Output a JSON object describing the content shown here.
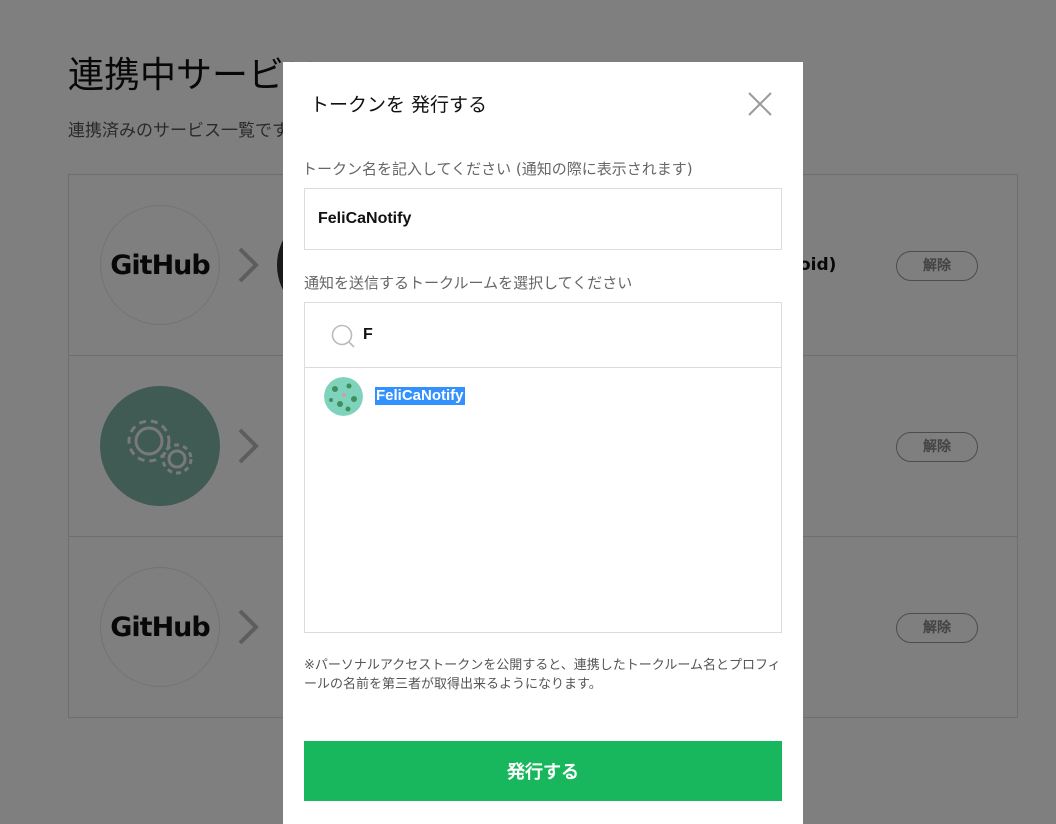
{
  "background": {
    "page_title": "連携中サービス",
    "page_desc": "連携済みのサービス一覧です",
    "services": [
      {
        "logo_text": "GitHub",
        "right_text": "oid)",
        "unlink_label": "解除"
      },
      {
        "logo_text": "",
        "right_text": "",
        "unlink_label": "解除"
      },
      {
        "logo_text": "GitHub",
        "right_text": "",
        "unlink_label": "解除"
      }
    ]
  },
  "modal": {
    "title": "トークンを 発行する",
    "token_name_label": "トークン名を記入してください (通知の際に表示されます)",
    "token_name_value": "FeliCaNotify",
    "room_label": "通知を送信するトークルームを選択してください",
    "search_value": "F",
    "rooms": [
      {
        "name": "FeliCaNotify",
        "selected": true
      }
    ],
    "notice": "※パーソナルアクセストークンを公開すると、連携したトークルーム名とプロフィールの名前を第三者が取得出来るようになります。",
    "issue_button": "発行する"
  },
  "colors": {
    "accent_green": "#19b75d",
    "selection_blue": "#3390ff",
    "overlay": "rgba(0,0,0,0.5)"
  }
}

» Job:
Omit all pictures while transcribing the entries verbatim.

» Answer to this problem:
Output a JSON object describing the content shown here.
{
  "background": {
    "page_title": "連携中サービス",
    "page_desc": "連携済みのサービス一覧です",
    "services": [
      {
        "logo_text": "GitHub",
        "right_text": "oid)",
        "unlink_label": "解除"
      },
      {
        "logo_text": "",
        "right_text": "",
        "unlink_label": "解除"
      },
      {
        "logo_text": "GitHub",
        "right_text": "",
        "unlink_label": "解除"
      }
    ]
  },
  "modal": {
    "title": "トークンを 発行する",
    "token_name_label": "トークン名を記入してください (通知の際に表示されます)",
    "token_name_value": "FeliCaNotify",
    "room_label": "通知を送信するトークルームを選択してください",
    "search_value": "F",
    "rooms": [
      {
        "name": "FeliCaNotify",
        "selected": true
      }
    ],
    "notice": "※パーソナルアクセストークンを公開すると、連携したトークルーム名とプロフィールの名前を第三者が取得出来るようになります。",
    "issue_button": "発行する"
  },
  "colors": {
    "accent_green": "#19b75d",
    "selection_blue": "#3390ff",
    "overlay": "rgba(0,0,0,0.5)"
  }
}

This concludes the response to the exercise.